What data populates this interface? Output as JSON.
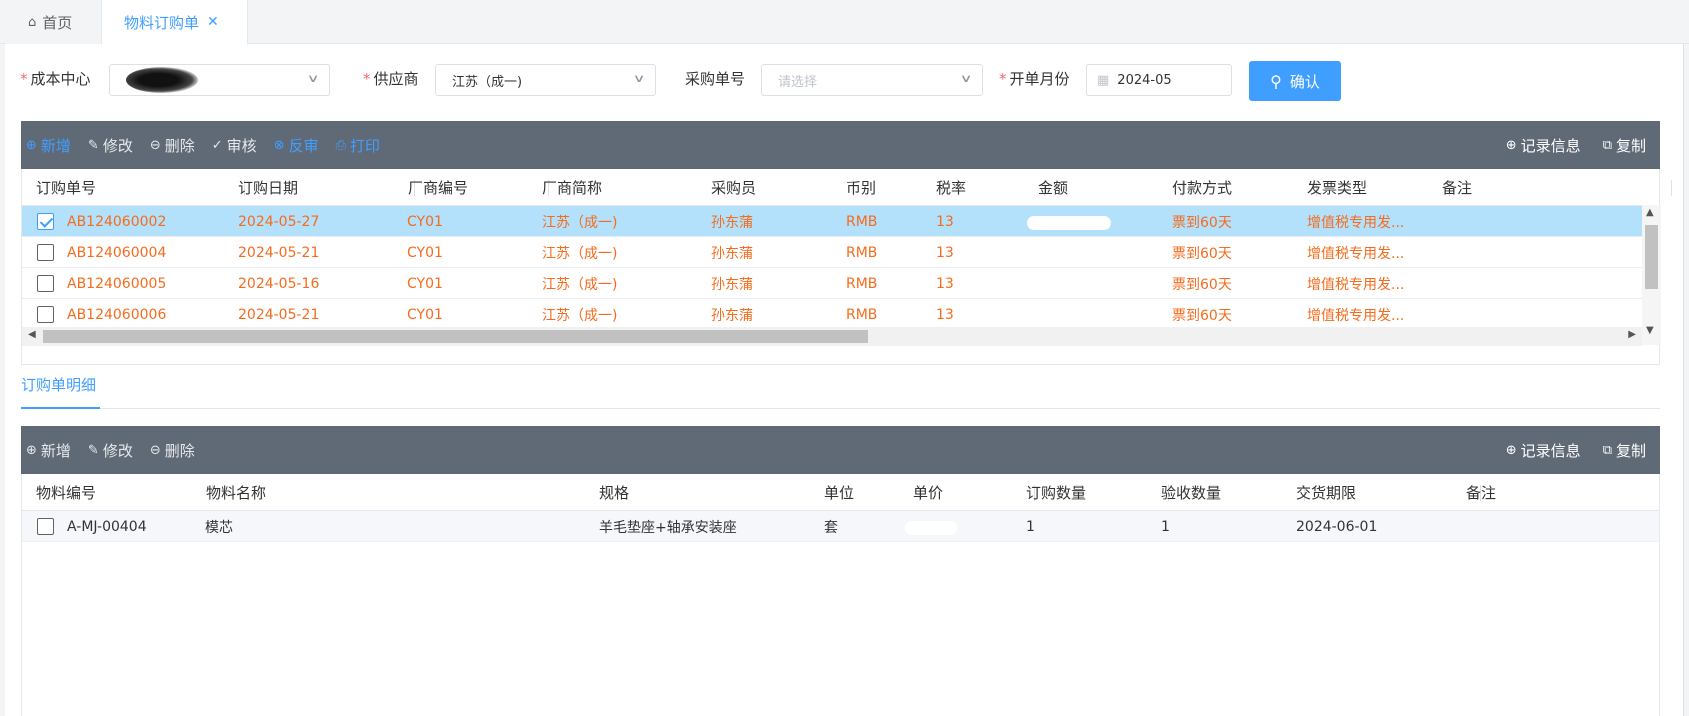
{
  "tabs": [
    {
      "label": "首页",
      "icon": "home-icon"
    },
    {
      "label": "物料订购单",
      "icon": "close-icon"
    }
  ],
  "form": {
    "cost_center": {
      "label": "成本中心",
      "value": ""
    },
    "supplier": {
      "label": "供应商",
      "value": "江苏（成一)"
    },
    "po_no": {
      "label": "采购单号",
      "placeholder": "请选择"
    },
    "month": {
      "label": "开单月份",
      "value": "2024-05"
    },
    "confirm_label": "确认",
    "required_mark": "*"
  },
  "toolbar1": {
    "add": "新增",
    "edit": "修改",
    "delete": "删除",
    "audit": "审核",
    "unaudit": "反审",
    "print": "打印",
    "record_info": "记录信息",
    "copy": "复制"
  },
  "orders": {
    "columns": [
      "订购单号",
      "订购日期",
      "厂商编号",
      "厂商简称",
      "采购员",
      "币别",
      "税率",
      "金额",
      "付款方式",
      "发票类型",
      "备注"
    ],
    "rows": [
      {
        "checked": true,
        "no": "AB124060002",
        "date": "2024-05-27",
        "vendor_code": "CY01",
        "vendor": "江苏（成一)",
        "buyer": "孙东蒲",
        "currency": "RMB",
        "tax": "13",
        "amount": "",
        "payment": "票到60天",
        "invoice": "增值税专用发...",
        "remark": ""
      },
      {
        "checked": false,
        "no": "AB124060004",
        "date": "2024-05-21",
        "vendor_code": "CY01",
        "vendor": "江苏（成一)",
        "buyer": "孙东蒲",
        "currency": "RMB",
        "tax": "13",
        "amount": "",
        "payment": "票到60天",
        "invoice": "增值税专用发...",
        "remark": ""
      },
      {
        "checked": false,
        "no": "AB124060005",
        "date": "2024-05-16",
        "vendor_code": "CY01",
        "vendor": "江苏（成一)",
        "buyer": "孙东蒲",
        "currency": "RMB",
        "tax": "13",
        "amount": "",
        "payment": "票到60天",
        "invoice": "增值税专用发...",
        "remark": ""
      },
      {
        "checked": false,
        "no": "AB124060006",
        "date": "2024-05-21",
        "vendor_code": "CY01",
        "vendor": "江苏（成一)",
        "buyer": "孙东蒲",
        "currency": "RMB",
        "tax": "13",
        "amount": "",
        "payment": "票到60天",
        "invoice": "增值税专用发...",
        "remark": ""
      }
    ]
  },
  "detail_tab": "订购单明细",
  "toolbar2": {
    "add": "新增",
    "edit": "修改",
    "delete": "删除",
    "record_info": "记录信息",
    "copy": "复制"
  },
  "details": {
    "columns": [
      "物料编号",
      "物料名称",
      "规格",
      "单位",
      "单价",
      "订购数量",
      "验收数量",
      "交货期限",
      "备注"
    ],
    "rows": [
      {
        "code": "A-MJ-00404",
        "name": "模芯",
        "spec": "羊毛垫座+轴承安装座",
        "unit": "套",
        "price": "",
        "qty": "1",
        "recv": "1",
        "due": "2024-06-01",
        "remark": ""
      }
    ]
  },
  "colors": {
    "accent": "#409eff",
    "toolbar": "#5f6a76",
    "row_text": "#f56c1d",
    "selected_row": "#b3e0fb"
  }
}
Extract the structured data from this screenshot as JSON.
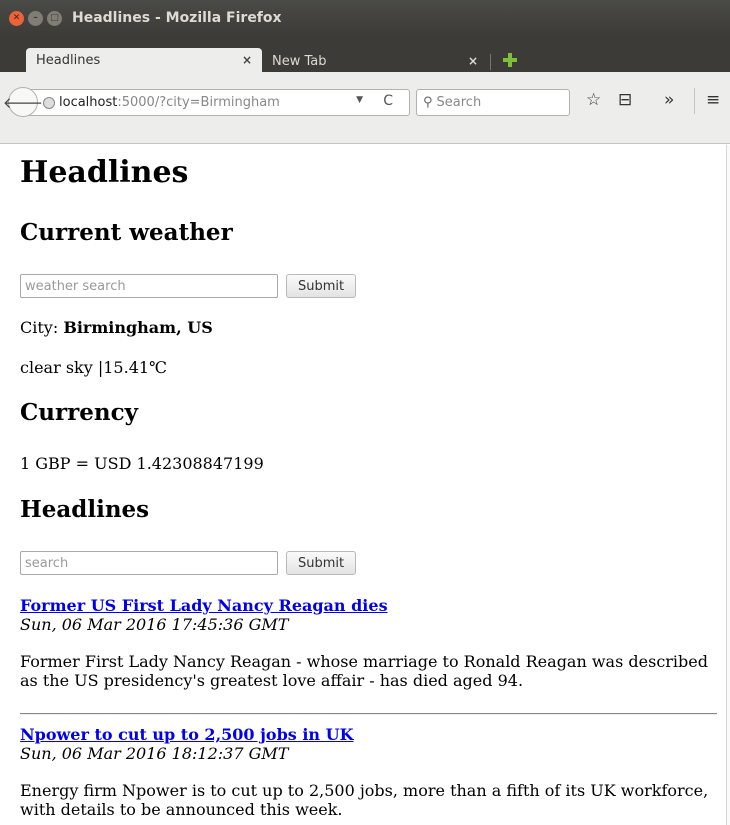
{
  "window": {
    "title": "Headlines - Mozilla Firefox"
  },
  "tabs": [
    {
      "label": "Headlines",
      "close": "×"
    },
    {
      "label": "New Tab",
      "close": "×"
    }
  ],
  "toolbar": {
    "back_icon": "🡐",
    "url_host": "localhost",
    "url_rest": ":5000/?city=Birmingham",
    "url_dropdown": "▼",
    "reload_icon": "C",
    "search_placeholder": "Search",
    "bookmark_icon": "☆",
    "reading_list_icon": "⊟",
    "overflow_icon": "»",
    "menu_icon": "≡"
  },
  "page": {
    "title": "Headlines",
    "weather": {
      "heading": "Current weather",
      "input_placeholder": "weather search",
      "submit_label": "Submit",
      "city_label": "City:",
      "city_value": "Birmingham, US",
      "conditions": "clear sky |15.41℃"
    },
    "currency": {
      "heading": "Currency",
      "rate": "1 GBP = USD 1.42308847199"
    },
    "headlines": {
      "heading": "Headlines",
      "input_placeholder": "search",
      "submit_label": "Submit",
      "articles": [
        {
          "title": "Former US First Lady Nancy Reagan dies",
          "date": "Sun, 06 Mar 2016 17:45:36 GMT",
          "description": "Former First Lady Nancy Reagan - whose marriage to Ronald Reagan was described as the US presidency's greatest love affair - has died aged 94."
        },
        {
          "title": "Npower to cut up to 2,500 jobs in UK",
          "date": "Sun, 06 Mar 2016 18:12:37 GMT",
          "description": "Energy firm Npower is to cut up to 2,500 jobs, more than a fifth of its UK workforce, with details to be announced this week."
        }
      ]
    }
  }
}
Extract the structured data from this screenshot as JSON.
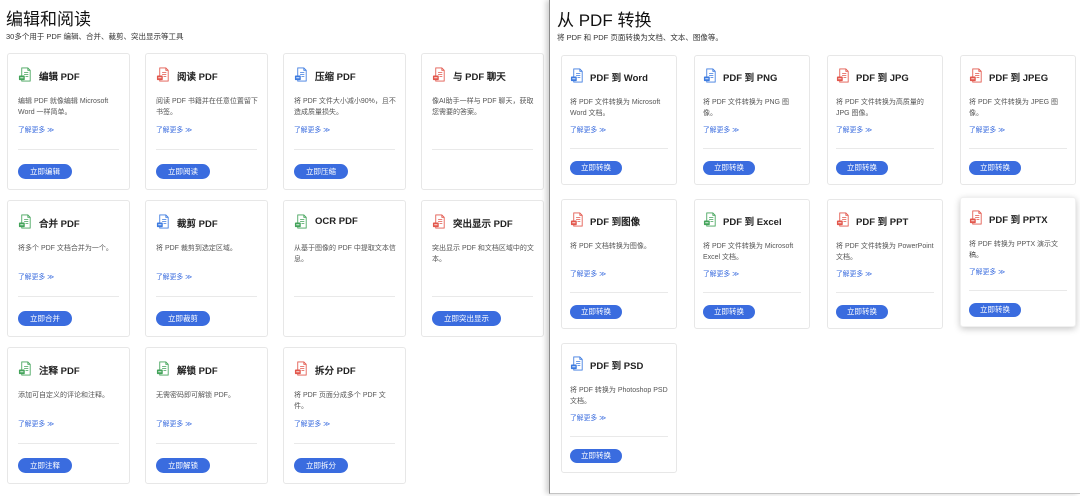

•••

Problem details:
Review the preceding data and report every line that includes the string "weather".

Solution to this task:
    "weather": {
      "heading": "Current weather",
      "input_placeholder": "weather search",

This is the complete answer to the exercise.